Recorded data
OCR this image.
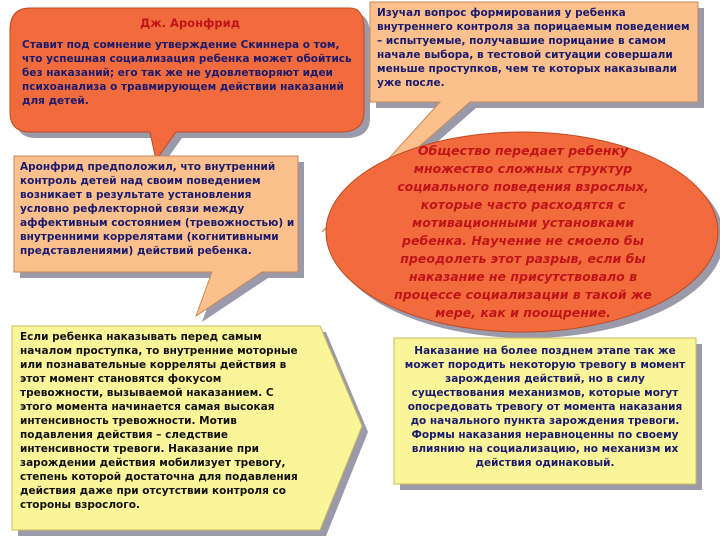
Дж. Аронфрид
Ставит под сомнение утверждение Скиннера о том, что успешная социализация ребенка может обойтись без наказаний; его так же не удовлетворяют идеи психоанализа о травмирующем действии наказаний для детей.
Изучал вопрос формирования у ребенка внутреннего контроля за порицаемым поведением – испытуемые, получавшие порицание в самом начале выбора, в тестовой ситуации совершали меньше проступков, чем те которых наказывали уже после.
Аронфрид предположил, что внутренний контроль детей над своим поведением возникает в результате установления условно рефлекторной связи между аффективным состоянием (тревожностью) и внутренними коррелятами (когнитивными представлениями) действий ребенка.
Общество передает ребенку множество сложных структур социального поведения взрослых, которые часто расходятся с мотивационными установками ребенка. Научение не смоело бы преодолеть этот разрыв, если бы наказание не присутствовало в процессе социализации в такой же мере, как и поощрение.
Если ребенка наказывать перед самым началом проступка, то внутренние моторные или познавательные корреляты действия в этот момент становятся фокусом тревожности, вызываемой наказанием. С этого момента начинается самая высокая интенсивность тревожности. Мотив подавления действия – следствие интенсивности тревоги. Наказание при зарождении действия мобилизует тревогу, степень которой достаточна для подавления действия даже при отсутствии контроля со стороны взрослого.
Наказание на более позднем этапе так же может породить некоторую тревогу в момент зарождения действий, но в силу существования механизмов, которые могут опосредовать тревогу от момента наказания до начального пункта зарождения тревоги. Формы наказания неравноценны по своему влиянию на социализацию, но механизм их действия одинаковый.
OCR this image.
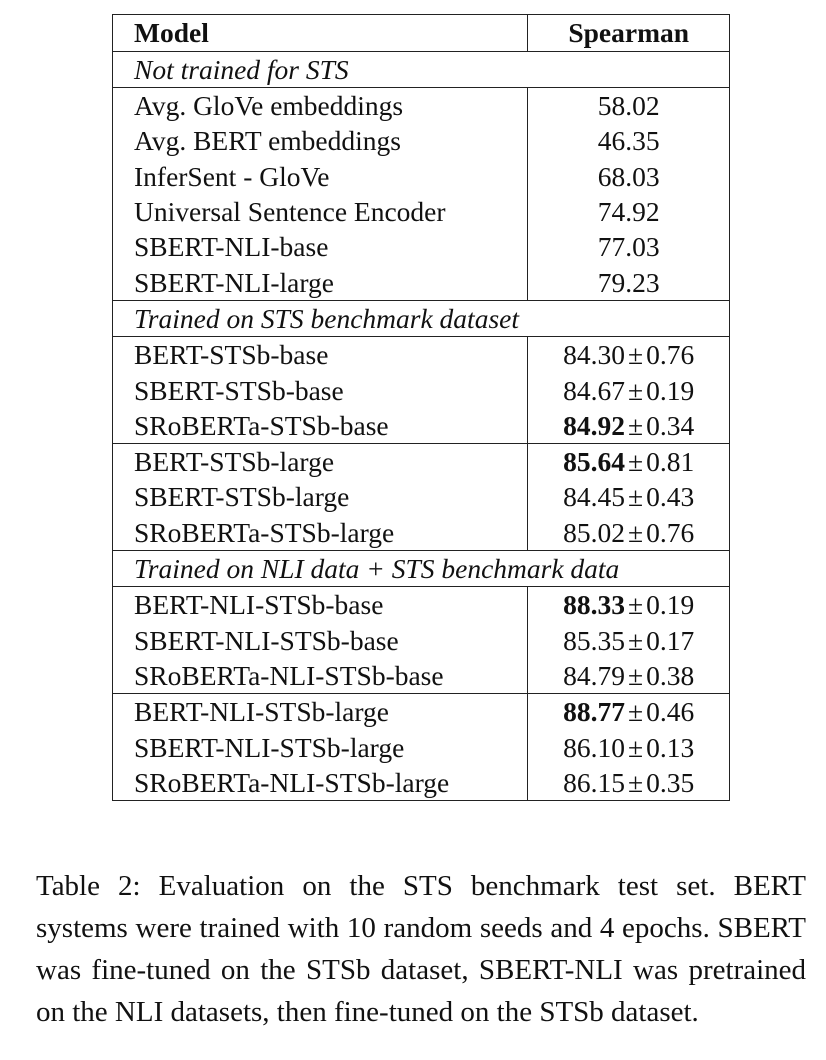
Model	Spearman
Not trained for STS	
Avg. GloVe embeddings	58.02
Avg. BERT embeddings	46.35
InferSent - GloVe	68.03
Universal Sentence Encoder	74.92
SBERT-NLI-base	77.03
SBERT-NLI-large	79.23
Trained on STS benchmark dataset	
BERT-STSb-base	84.30 ± 0.76
SBERT-STSb-base	84.67 ± 0.19
SRoBERTa-STSb-base	84.92 ± 0.34
BERT-STSb-large	85.64 ± 0.81
SBERT-STSb-large	84.45 ± 0.43
SRoBERTa-STSb-large	85.02 ± 0.76
Trained on NLI data + STS benchmark data	
BERT-NLI-STSb-base	88.33 ± 0.19
SBERT-NLI-STSb-base	85.35 ± 0.17
SRoBERTa-NLI-STSb-base	84.79 ± 0.38
BERT-NLI-STSb-large	88.77 ± 0.46
SBERT-NLI-STSb-large	86.10 ± 0.13
SRoBERTa-NLI-STSb-large	86.15 ± 0.35

Table 2: Evaluation on the STS benchmark test set. BERT systems were trained with 10 random seeds and 4 epochs. SBERT was fine-tuned on the STSb dataset, SBERT-NLI was pretrained on the NLI datasets, then fine-tuned on the STSb dataset.
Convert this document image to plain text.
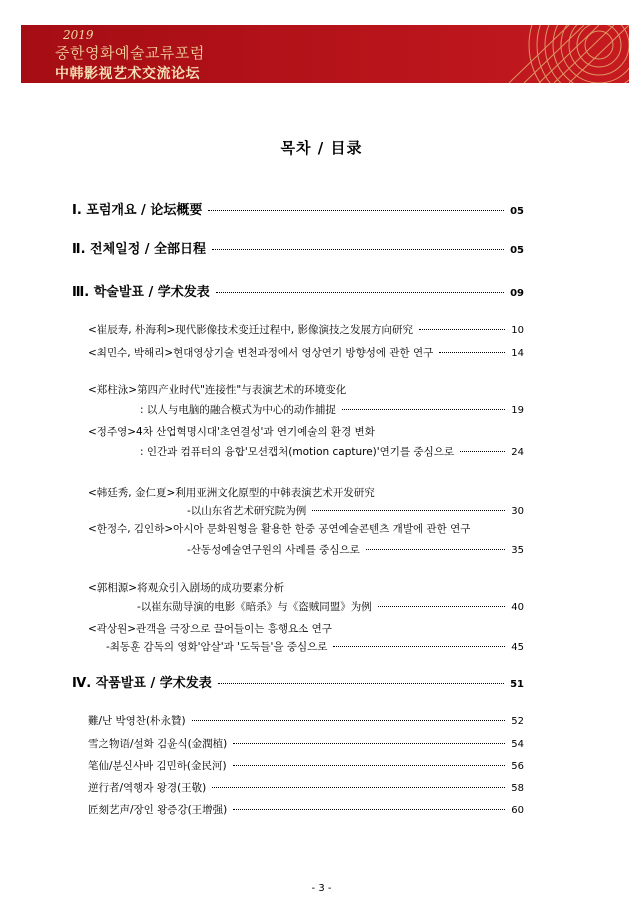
2019
중한영화예술교류포럼
中韩影视艺术交流论坛
목차 / 目录
Ⅰ. 포럼개요 / 论坛概要	05
Ⅱ. 전체일정 / 全部日程	05
Ⅲ. 학술발표 / 学术发表	09
<崔辰寿, 朴海利>现代影像技术变迁过程中, 影像演技之发展方向研究	10
<최민수, 박해리>현대영상기술 변천과정에서 영상연기 방향성에 관한 연구	14
<郑柱泳>第四产业时代"连接性"与表演艺术的环境变化
: 以人与电脑的融合模式为中心的动作捕捉	19
<정주영>4차 산업혁명시대'초연결성'과 연기예술의 환경 변화
: 인간과 컴퓨터의 융합'모션캡처(motion capture)'연기를 중심으로	24
<韩廷秀, 金仁夏>利用亚洲文化原型的中韩表演艺术开发研究
-以山东省艺术研究院为例	30
<한정수, 김인하>아시아 문화원형을 활용한 한중 공연예술콘텐츠 개발에 관한 연구
-산동성예술연구원의 사례를 중심으로	35
<郭相源>将观众引入剧场的成功要素分析
-以崔东勋导演的电影《暗杀》与《盗贼同盟》为例	40
<곽상원>관객을 극장으로 끌어들이는 흥행요소 연구
-최동훈 감독의 영화'암살'과 '도둑들'을 중심으로	45
Ⅳ. 작품발표 / 学术发表	51
難/난 박영찬(朴永贊)	52
雪之物语/설화 김윤식(金潤植)	54
笔仙/분신사바 김민하(金民河)	56
逆行者/역행자 왕경(王敬)	58
匠刻艺声/장인 왕증강(王增强)	60
- 3 -
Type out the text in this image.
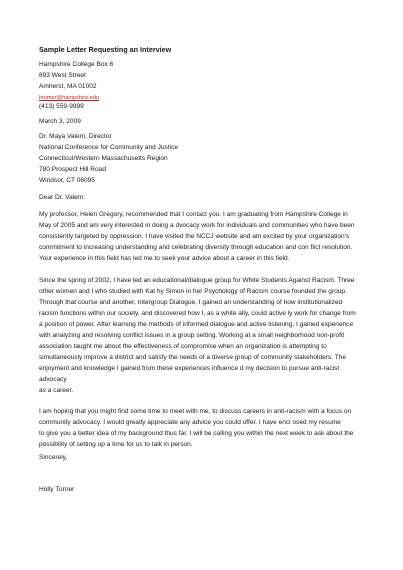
Sample Letter Requesting an Interview
Hampshire College Box 6
893 West Street
Amherst, MA 01002
htumer@hampshire.edu
(413) 559-9999
March 3, 2009
Dr. Maya Valem, Director
National Conference for Community and Justice
Connecticut/Western Massachusetts Region
780 Prospect Hill Road
Windsor, CT 06095
Dear Dr. Valem:
My professor, Helen Gregory, recommended that I contact you. I am graduating from Hampshire College in
May of 2005 and am very interested in doing a dvocacy work for individuals and communities who have been
consistently targeted by oppression. I have visited the NCCJ website and am excited by your organization's
commitment to increasing understanding and celebrating diversity through education and con flict resolution.
Your experience in this field has led me to seek your advice about a career in this field.
Since the spring of 2002, I have led an educational/dialogue group for White Students Against Racism. Three
other women and I who studied with Kat hy Simon in her Psychology of Racism course founded the group.
Through that course and another, Intergroup Dialogue, I gained an understanding of how institutionalized
racism functions within our society, and discovered how I, as a white ally, could active ly work for change from
a position of power. After learning the methods of informed dialogue and active listening, I gained experience
with analyzing and resolving conflict issues in a group setting. Working at a small neighborhood non-profit
association taught me about the effectiveness of compromise when an organization is attempting to
simultaneously improve a district and satisfy the needs of a diverse group of community stakeholders. The
enjoyment and knowledge I gained from these experiences influence d my decision to pursue anti-racist
advocacy
as a career.
I am hoping that you might find some time to meet with me, to discuss careers in anti-racism with a focus on
community advocacy. I would greatly appreciate any advice you could offer. I have encl osed my resume
to give you a better idea of my background thus far. I will be calling you within the next week to ask about the
possibility of setting up a time for us to talk in person.
Sincerely,
Holly Turner
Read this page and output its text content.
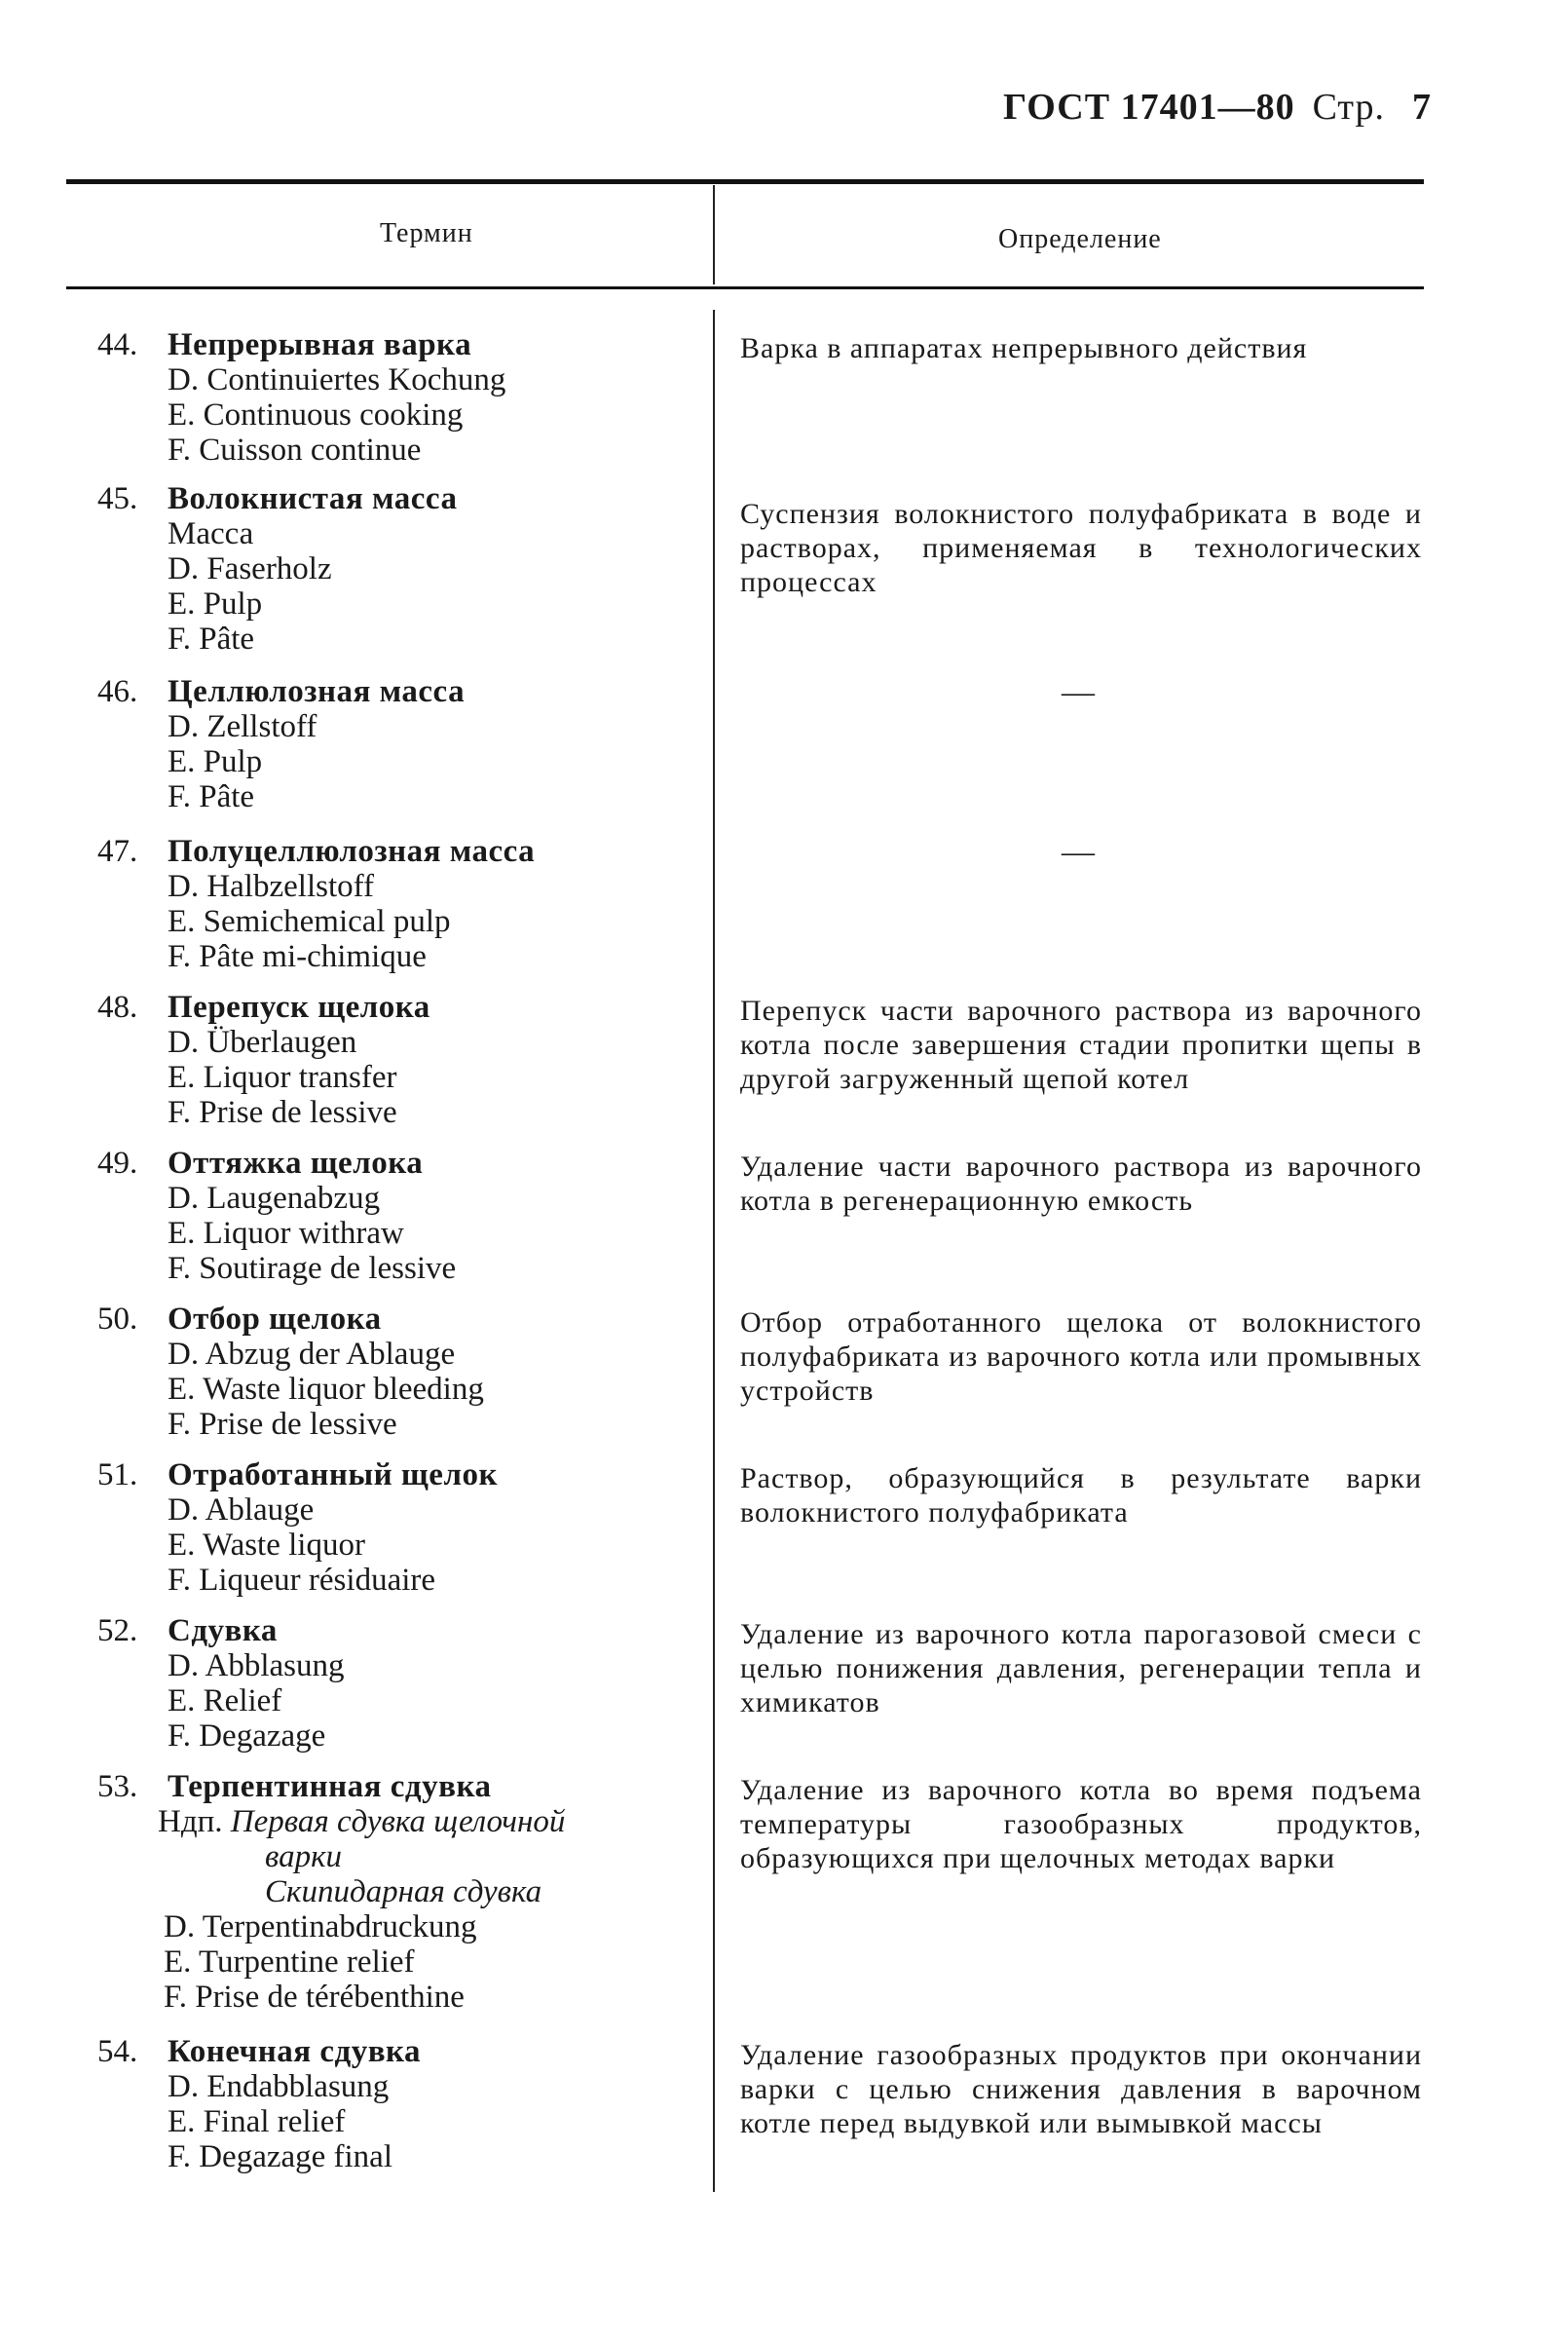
ГОСТ 17401—80 Стр. 7
Термин	Определение
44. Непрерывная варка
D. Continuiertes Kochung
E. Continuous cooking
F. Cuisson continue
Варка в аппаратах непрерывного действия
45. Волокнистая масса
Масса
D. Faserholz
E. Pulp
F. Pâte
Суспензия волокнистого полуфабриката в воде и растворах, применяемая в технологических процессах
46. Целлюлозная масса
D. Zellstoff
E. Pulp
F. Pâte
—
47. Полуцеллюлозная масса
D. Halbzellstoff
E. Semichemical pulp
F. Pâte mi-chimique
—
48. Перепуск щелока
D. Überlaugen
E. Liquor transfer
F. Prise de lessive
Перепуск части варочного раствора из варочного котла после завершения стадии пропитки щепы в другой загруженный щепой котел
49. Оттяжка щелока
D. Laugenabzug
E. Liquor withraw
F. Soutirage de lessive
Удаление части варочного раствора из варочного котла в регенерационную емкость
50. Отбор щелока
D. Abzug der Ablauge
E. Waste liquor bleeding
F. Prise de lessive
Отбор отработанного щелока от волокнистого полуфабриката из варочного котла или промывных устройств
51. Отработанный щелок
D. Ablauge
E. Waste liquor
F. Liqueur résiduaire
Раствор, образующийся в результате варки волокнистого полуфабриката
52. Сдувка
D. Abblasung
E. Relief
F. Degazage
Удаление из варочного котла парогазовой смеси с целью понижения давления, регенерации тепла и химикатов
53. Терпентинная сдувка
Ндп. Первая сдувка щелочной
варки
Скипидарная сдувка
D. Terpentinabdruckung
E. Turpentine relief
F. Prise de térébenthine
Удаление из варочного котла во время подъема температуры газообразных продуктов, образующихся при щелочных методах варки
54. Конечная сдувка
D. Endabblasung
E. Final relief
F. Degazage final
Удаление газообразных продуктов при окончании варки с целью снижения давления в варочном котле перед выдувкой или вымывкой массы
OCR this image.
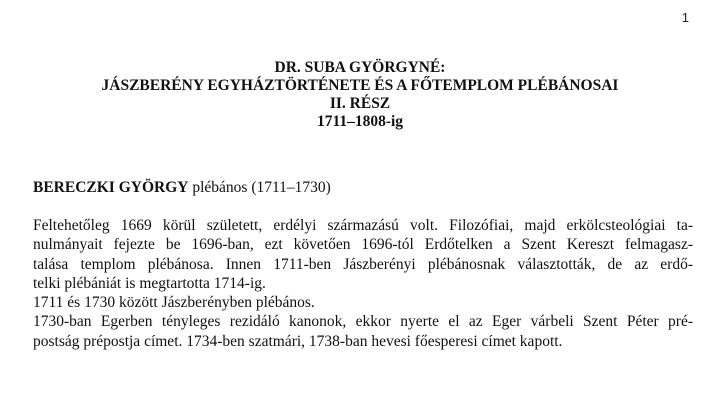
1
DR. SUBA GYÖRGYNÉ:
JÁSZBERÉNY EGYHÁZTÖRTÉNETE ÉS A FŐTEMPLOM PLÉBÁNOSAI
II. RÉSZ
1711–1808-ig
BERECZKI GYÖRGY plébános (1711–1730)
Feltehetőleg 1669 körül született, erdélyi származású volt. Filozófiai, majd erkölcsteológiai ta-
nulmányait fejezte be 1696-ban, ezt követően 1696-tól Erdőtelken a Szent Kereszt felmagasz-
talása templom plébánosa. Innen 1711-ben Jászberényi plébánosnak választották, de az erdő-
telki plébániát is megtartotta 1714-ig.
1711 és 1730 között Jászberényben plébános.
1730-ban Egerben tényleges rezidáló kanonok, ekkor nyerte el az Eger várbeli Szent Péter pré-
postság prépostja címet. 1734-ben szatmári, 1738-ban hevesi főesperesi címet kapott.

_TASK DESCRIPTION_. In the entries above, find lines with "active" and copy each.

_THE REPLY_.
racism functions within our society, and discovered how I, as a white ally, could active ly work for change from
a position of power. After learning the methods of informed dialogue and active listening, I gained experience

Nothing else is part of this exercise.